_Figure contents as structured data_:
<<<<

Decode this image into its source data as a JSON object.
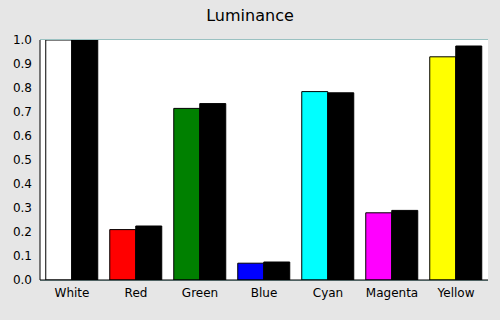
{
  "chart_data": {
    "type": "bar",
    "title": "Luminance",
    "categories": [
      "White",
      "Red",
      "Green",
      "Blue",
      "Cyan",
      "Magenta",
      "Yellow"
    ],
    "series": [
      {
        "colors": [
          "#ffffff",
          "#ff0000",
          "#008000",
          "#0000ff",
          "#00ffff",
          "#ff00ff",
          "#ffff00"
        ],
        "values": [
          1.0,
          0.21,
          0.715,
          0.07,
          0.785,
          0.28,
          0.93
        ]
      },
      {
        "color": "#000000",
        "values": [
          1.0,
          0.225,
          0.735,
          0.075,
          0.78,
          0.29,
          0.975
        ]
      }
    ],
    "ylim": [
      0,
      1
    ],
    "yticks": [
      {
        "value": 0,
        "label": "0.0"
      },
      0.1,
      0.2,
      0.3,
      0.4,
      0.5,
      0.6,
      0.7,
      0.8,
      0.9,
      {
        "value": 1,
        "label": "1.0"
      }
    ],
    "grid": true
  }
}
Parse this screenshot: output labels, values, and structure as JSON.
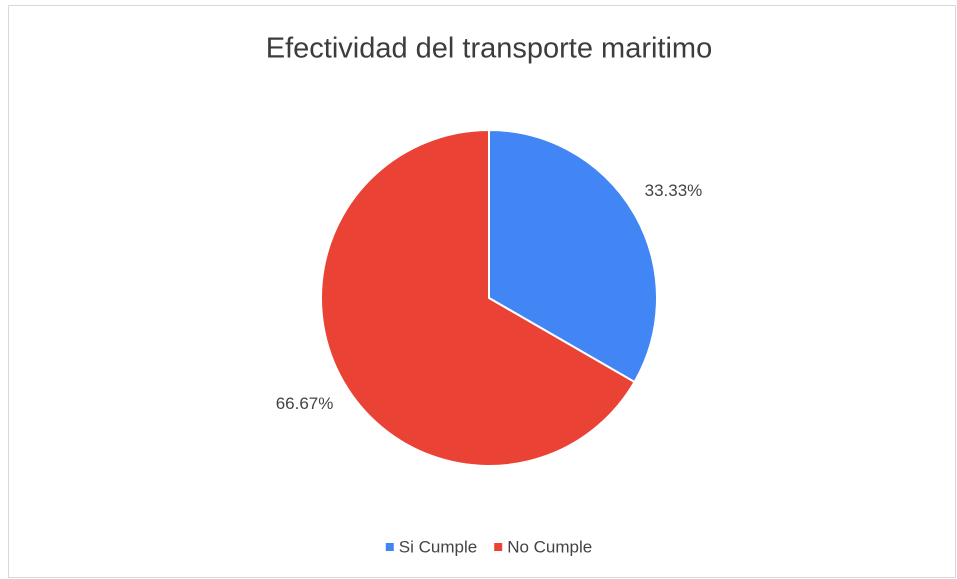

>>>>

Without including any picture, retype the entries exactly.

_SOLUTION TO THIS PROBLEM_:
Decode this image into its source data as a JSON object.
{
  "chart_data": {
    "type": "bar",
    "title": "Luminance",
    "categories": [
      "White",
      "Red",
      "Green",
      "Blue",
      "Cyan",
      "Magenta",
      "Yellow"
    ],
    "series": [
      {
        "colors": [
          "#ffffff",
          "#ff0000",
          "#008000",
          "#0000ff",
          "#00ffff",
          "#ff00ff",
          "#ffff00"
        ],
        "values": [
          1.0,
          0.21,
          0.715,
          0.07,
          0.785,
          0.28,
          0.93
        ]
      },
      {
        "color": "#000000",
        "values": [
          1.0,
          0.225,
          0.735,
          0.075,
          0.78,
          0.29,
          0.975
        ]
      }
    ],
    "ylim": [
      0,
      1
    ],
    "yticks": [
      {
        "value": 0,
        "label": "0.0"
      },
      0.1,
      0.2,
      0.3,
      0.4,
      0.5,
      0.6,
      0.7,
      0.8,
      0.9,
      {
        "value": 1,
        "label": "1.0"
      }
    ],
    "grid": true
  }
}
Parse this screenshot: output labels, values, and structure as JSON.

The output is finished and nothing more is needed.